- Your task
Go through the data below and gather each line containing "title".

- Material
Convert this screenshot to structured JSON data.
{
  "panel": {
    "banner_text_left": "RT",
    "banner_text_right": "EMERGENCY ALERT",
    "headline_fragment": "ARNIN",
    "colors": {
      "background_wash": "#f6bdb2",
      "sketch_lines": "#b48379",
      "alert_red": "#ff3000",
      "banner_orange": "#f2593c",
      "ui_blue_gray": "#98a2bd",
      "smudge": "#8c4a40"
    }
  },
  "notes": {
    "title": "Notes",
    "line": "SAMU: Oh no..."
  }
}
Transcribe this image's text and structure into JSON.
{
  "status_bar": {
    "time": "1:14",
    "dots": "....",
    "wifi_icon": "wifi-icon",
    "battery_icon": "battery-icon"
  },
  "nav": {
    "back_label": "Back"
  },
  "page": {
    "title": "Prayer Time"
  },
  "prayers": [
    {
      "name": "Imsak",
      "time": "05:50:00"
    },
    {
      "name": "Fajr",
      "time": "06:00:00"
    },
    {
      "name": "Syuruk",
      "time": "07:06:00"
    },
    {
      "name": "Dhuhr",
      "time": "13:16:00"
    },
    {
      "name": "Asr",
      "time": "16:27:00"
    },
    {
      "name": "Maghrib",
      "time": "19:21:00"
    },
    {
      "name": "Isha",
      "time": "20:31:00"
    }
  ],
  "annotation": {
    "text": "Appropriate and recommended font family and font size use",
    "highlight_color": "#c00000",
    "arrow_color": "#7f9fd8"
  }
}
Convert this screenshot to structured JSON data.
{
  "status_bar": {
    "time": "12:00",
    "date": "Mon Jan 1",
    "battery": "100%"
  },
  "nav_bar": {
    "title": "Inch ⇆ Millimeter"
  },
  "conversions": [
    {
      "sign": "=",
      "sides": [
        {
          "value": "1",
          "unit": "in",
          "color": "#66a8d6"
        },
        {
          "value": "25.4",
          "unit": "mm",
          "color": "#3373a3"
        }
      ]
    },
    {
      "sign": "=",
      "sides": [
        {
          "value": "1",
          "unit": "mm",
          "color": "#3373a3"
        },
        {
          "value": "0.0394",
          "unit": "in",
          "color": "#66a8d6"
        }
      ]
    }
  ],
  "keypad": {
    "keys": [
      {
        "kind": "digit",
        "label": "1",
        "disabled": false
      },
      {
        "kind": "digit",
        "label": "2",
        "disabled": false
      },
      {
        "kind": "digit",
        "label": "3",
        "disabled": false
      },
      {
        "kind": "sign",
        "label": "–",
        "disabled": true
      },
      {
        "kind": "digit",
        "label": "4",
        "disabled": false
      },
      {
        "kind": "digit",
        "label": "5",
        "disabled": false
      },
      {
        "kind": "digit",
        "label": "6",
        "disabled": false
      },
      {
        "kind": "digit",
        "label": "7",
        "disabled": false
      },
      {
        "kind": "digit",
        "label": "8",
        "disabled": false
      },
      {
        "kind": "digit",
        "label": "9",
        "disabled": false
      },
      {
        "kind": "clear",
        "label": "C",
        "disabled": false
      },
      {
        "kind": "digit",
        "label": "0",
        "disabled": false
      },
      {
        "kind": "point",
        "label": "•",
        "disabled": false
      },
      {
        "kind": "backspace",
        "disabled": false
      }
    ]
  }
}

- Response to the task
    "title": "Notes",
    "title": "Prayer Time"
    "title": "Inch ⇆ Millimeter"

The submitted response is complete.